EXERCISE TASK | Return all of the data exactly as written, without the pictures.

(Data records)

▬▬▬▬▬▬▬▬▬▬

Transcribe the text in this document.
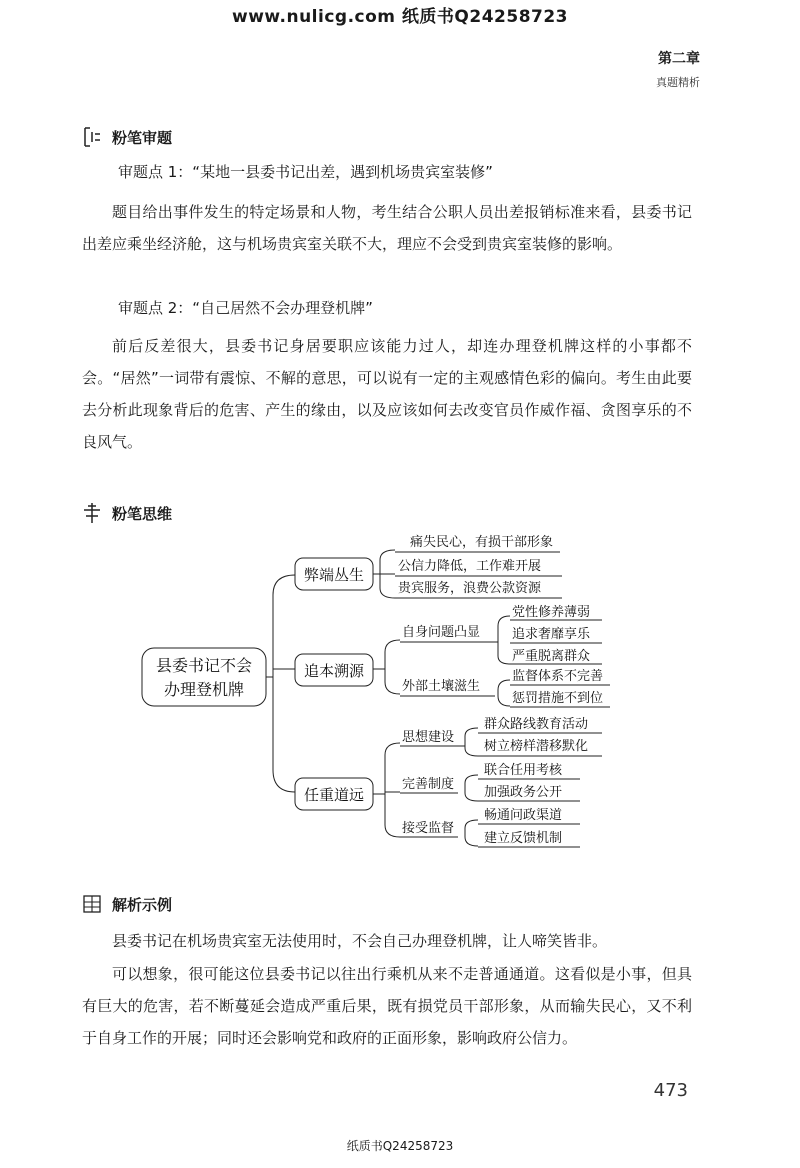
www.nulicg.com 纸质书Q24258723
第二章
真题精析
粉笔审题
审题点 1：“某地一县委书记出差，遇到机场贵宾室装修”
题目给出事件发生的特定场景和人物，考生结合公职人员出差报销标准来看，县委书记出差应乘坐经济舱，这与机场贵宾室关联不大，理应不会受到贵宾室装修的影响。
审题点 2：“自己居然不会办理登机牌”
前后反差很大，县委书记身居要职应该能力过人，却连办理登机牌这样的小事都不会。“居然”一词带有震惊、不解的意思，可以说有一定的主观感情色彩的偏向。考生由此要去分析此现象背后的危害、产生的缘由，以及应该如何去改变官员作威作福、贪图享乐的不良风气。
粉笔思维
县委书记不会
办理登机牌
弊端丛生
痛失民心，有损干部形象
公信力降低，工作难开展
贵宾服务，浪费公款资源
追本溯源
自身问题凸显
外部土壤滋生
党性修养薄弱
追求奢靡享乐
严重脱离群众
监督体系不完善
惩罚措施不到位
任重道远
思想建设
完善制度
接受监督
群众路线教育活动
树立榜样潜移默化
联合任用考核
加强政务公开
畅通问政渠道
建立反馈机制
解析示例
县委书记在机场贵宾室无法使用时，不会自己办理登机牌，让人啼笑皆非。
可以想象，很可能这位县委书记以往出行乘机从来不走普通通道。这看似是小事，但具有巨大的危害，若不断蔓延会造成严重后果，既有损党员干部形象，从而输失民心，又不利于自身工作的开展；同时还会影响党和政府的正面形象，影响政府公信力。
473
纸质书Q24258723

▬▬▬▬▬▬▬▬▬▬

CORRECT RESPONSE |
Transcribe the text in this document.
www.nulicg.com 纸质书Q24258723
第二章
真题精析
粉笔审题
审题点 1：“某地一县委书记出差，遇到机场贵宾室装修”
题目给出事件发生的特定场景和人物，考生结合公职人员出差报销标准来看，县委书记出差应乘坐经济舱，这与机场贵宾室关联不大，理应不会受到贵宾室装修的影响。
审题点 2：“自己居然不会办理登机牌”
前后反差很大，县委书记身居要职应该能力过人，却连办理登机牌这样的小事都不会。“居然”一词带有震惊、不解的意思，可以说有一定的主观感情色彩的偏向。考生由此要去分析此现象背后的危害、产生的缘由，以及应该如何去改变官员作威作福、贪图享乐的不良风气。
粉笔思维
县委书记不会
办理登机牌
弊端丛生
痛失民心，有损干部形象
公信力降低，工作难开展
贵宾服务，浪费公款资源
追本溯源
自身问题凸显
外部土壤滋生
党性修养薄弱
追求奢靡享乐
严重脱离群众
监督体系不完善
惩罚措施不到位
任重道远
思想建设
完善制度
接受监督
群众路线教育活动
树立榜样潜移默化
联合任用考核
加强政务公开
畅通问政渠道
建立反馈机制
解析示例
县委书记在机场贵宾室无法使用时，不会自己办理登机牌，让人啼笑皆非。
可以想象，很可能这位县委书记以往出行乘机从来不走普通通道。这看似是小事，但具有巨大的危害，若不断蔓延会造成严重后果，既有损党员干部形象，从而输失民心，又不利于自身工作的开展；同时还会影响党和政府的正面形象，影响政府公信力。
473
纸质书Q24258723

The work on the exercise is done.